#### DATASET CONTENT

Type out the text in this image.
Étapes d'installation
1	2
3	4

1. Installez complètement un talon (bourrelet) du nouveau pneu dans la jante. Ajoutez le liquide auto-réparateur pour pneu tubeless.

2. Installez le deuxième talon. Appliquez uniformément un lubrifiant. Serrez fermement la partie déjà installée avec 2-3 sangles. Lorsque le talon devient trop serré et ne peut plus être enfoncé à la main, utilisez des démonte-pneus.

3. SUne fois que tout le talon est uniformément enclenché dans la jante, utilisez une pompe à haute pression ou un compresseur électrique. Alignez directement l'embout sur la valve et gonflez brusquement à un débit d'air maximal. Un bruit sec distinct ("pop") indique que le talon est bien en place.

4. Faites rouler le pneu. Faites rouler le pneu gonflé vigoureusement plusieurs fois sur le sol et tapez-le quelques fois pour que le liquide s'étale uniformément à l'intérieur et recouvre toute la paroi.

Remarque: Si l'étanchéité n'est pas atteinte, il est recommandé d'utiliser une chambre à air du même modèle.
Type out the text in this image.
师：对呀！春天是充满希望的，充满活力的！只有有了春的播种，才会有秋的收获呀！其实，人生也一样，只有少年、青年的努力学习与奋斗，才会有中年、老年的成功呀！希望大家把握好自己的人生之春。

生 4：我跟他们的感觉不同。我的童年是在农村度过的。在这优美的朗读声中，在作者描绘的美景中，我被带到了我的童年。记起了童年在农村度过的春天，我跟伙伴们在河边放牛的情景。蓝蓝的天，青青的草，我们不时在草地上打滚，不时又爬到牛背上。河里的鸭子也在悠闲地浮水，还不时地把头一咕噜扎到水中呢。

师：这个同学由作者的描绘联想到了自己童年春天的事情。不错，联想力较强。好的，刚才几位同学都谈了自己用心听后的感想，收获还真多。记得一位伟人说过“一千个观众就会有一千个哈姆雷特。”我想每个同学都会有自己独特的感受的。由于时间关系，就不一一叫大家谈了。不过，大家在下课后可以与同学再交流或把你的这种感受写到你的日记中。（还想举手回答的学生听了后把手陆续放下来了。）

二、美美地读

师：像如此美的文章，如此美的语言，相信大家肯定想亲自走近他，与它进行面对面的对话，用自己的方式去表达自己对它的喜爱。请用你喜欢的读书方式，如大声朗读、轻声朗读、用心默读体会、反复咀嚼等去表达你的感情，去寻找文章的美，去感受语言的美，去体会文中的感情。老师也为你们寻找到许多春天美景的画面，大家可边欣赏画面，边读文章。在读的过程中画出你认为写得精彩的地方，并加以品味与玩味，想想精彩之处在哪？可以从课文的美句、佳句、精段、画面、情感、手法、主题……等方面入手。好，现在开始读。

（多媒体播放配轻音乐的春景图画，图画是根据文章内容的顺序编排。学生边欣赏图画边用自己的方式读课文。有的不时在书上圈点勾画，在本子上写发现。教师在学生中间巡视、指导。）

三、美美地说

########

- [AIM OF THE TASK]:
Using the listing above, return all lines where the word "liquide" occurs.

- [WORKED SOLUTION]:
1. Installez complètement un talon (bourrelet) du nouveau pneu dans la jante. Ajoutez le liquide auto-réparateur pour pneu tubeless.
4. Faites rouler le pneu. Faites rouler le pneu gonflé vigoureusement plusieurs fois sur le sol et tapez-le quelques fois pour que le liquide s'étale uniformément à l'intérieur et recouvre toute la paroi.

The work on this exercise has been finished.